» Work to complete
Copy the lines of the listing below verbatim, from the start of the listing through the line that contains "tab-proc[interactable]: Proc. xyxy=(511,45,542,56)", including both ends.

Stored data entries:
•••
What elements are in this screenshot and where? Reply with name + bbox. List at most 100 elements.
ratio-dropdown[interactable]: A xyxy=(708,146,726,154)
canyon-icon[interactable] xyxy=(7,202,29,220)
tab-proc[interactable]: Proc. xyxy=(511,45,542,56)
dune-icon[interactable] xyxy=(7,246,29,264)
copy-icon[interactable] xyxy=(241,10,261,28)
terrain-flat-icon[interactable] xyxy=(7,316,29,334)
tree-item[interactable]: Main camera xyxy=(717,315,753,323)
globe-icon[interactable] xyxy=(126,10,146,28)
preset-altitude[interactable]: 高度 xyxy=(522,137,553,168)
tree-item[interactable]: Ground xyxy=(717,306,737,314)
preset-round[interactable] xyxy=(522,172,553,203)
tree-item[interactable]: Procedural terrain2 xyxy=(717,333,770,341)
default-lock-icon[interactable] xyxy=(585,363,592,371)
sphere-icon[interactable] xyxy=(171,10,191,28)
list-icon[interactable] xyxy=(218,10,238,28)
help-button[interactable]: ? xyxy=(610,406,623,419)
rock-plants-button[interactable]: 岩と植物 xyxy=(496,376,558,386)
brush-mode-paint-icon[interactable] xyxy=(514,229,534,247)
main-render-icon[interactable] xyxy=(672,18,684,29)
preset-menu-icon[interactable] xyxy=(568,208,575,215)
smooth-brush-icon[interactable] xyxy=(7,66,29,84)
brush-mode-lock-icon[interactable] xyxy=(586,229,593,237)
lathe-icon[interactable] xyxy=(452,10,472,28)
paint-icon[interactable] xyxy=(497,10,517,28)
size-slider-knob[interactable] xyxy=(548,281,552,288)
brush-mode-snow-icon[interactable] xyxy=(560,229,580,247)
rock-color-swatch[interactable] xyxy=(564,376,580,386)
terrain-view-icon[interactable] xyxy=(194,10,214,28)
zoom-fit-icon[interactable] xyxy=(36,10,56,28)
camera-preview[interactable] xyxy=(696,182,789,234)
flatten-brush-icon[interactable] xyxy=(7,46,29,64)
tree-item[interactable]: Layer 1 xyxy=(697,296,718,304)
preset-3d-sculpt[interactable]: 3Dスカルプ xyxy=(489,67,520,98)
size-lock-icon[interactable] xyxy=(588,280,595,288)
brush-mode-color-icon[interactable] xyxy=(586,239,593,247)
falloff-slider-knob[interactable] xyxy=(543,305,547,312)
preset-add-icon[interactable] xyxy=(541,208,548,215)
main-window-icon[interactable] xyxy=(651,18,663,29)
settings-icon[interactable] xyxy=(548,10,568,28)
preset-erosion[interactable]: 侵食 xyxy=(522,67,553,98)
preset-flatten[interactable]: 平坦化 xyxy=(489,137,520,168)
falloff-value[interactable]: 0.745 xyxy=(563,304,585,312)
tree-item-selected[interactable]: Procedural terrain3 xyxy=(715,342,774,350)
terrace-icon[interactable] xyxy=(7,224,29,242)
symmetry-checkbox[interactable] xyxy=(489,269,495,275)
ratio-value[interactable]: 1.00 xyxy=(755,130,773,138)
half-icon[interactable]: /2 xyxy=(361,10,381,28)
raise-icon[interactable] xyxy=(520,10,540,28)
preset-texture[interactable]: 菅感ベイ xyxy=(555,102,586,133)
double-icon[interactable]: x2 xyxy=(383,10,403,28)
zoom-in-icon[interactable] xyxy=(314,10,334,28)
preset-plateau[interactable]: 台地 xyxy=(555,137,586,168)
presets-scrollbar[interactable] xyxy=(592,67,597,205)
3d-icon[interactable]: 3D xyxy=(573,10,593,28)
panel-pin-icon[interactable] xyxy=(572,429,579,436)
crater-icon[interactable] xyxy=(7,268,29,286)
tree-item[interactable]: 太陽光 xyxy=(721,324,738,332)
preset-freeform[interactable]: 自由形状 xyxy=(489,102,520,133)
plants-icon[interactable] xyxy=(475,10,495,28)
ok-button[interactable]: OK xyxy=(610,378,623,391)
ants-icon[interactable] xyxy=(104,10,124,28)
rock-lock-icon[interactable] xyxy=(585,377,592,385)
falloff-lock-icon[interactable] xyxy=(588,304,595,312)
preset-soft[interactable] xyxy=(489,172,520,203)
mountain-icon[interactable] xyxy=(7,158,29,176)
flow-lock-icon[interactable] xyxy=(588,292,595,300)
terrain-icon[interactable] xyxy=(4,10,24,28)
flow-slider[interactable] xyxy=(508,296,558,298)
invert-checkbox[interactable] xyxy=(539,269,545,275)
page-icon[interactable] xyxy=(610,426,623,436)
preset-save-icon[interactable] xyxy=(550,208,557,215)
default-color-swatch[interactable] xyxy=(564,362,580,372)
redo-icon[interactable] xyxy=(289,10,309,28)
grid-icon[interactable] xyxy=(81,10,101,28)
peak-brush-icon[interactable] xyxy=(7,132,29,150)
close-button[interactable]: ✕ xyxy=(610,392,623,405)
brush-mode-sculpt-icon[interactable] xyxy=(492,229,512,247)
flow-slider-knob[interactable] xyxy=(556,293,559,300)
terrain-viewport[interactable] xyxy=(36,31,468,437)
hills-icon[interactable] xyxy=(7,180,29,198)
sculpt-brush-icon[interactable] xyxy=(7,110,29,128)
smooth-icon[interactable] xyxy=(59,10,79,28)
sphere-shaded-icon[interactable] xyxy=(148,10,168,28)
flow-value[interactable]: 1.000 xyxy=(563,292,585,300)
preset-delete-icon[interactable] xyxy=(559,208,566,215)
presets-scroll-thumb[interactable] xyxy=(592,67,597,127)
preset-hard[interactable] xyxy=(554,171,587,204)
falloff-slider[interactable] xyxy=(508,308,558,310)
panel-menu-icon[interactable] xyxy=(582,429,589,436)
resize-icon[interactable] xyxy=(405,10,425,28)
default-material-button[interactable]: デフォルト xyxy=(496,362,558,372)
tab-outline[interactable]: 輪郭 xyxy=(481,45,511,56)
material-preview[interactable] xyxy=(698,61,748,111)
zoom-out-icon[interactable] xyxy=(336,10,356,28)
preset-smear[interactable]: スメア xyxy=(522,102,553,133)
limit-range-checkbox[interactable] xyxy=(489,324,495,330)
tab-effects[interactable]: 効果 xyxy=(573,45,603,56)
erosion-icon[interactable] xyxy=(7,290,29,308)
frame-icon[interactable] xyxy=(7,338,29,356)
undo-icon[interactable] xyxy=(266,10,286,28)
•••
» Task response
What elements are in this screenshot and where? Reply with name + bbox. List at most 100 elements.
ratio-dropdown[interactable]: A xyxy=(708,146,726,154)
canyon-icon[interactable] xyxy=(7,202,29,220)
tab-proc[interactable]: Proc. xyxy=(511,45,542,56)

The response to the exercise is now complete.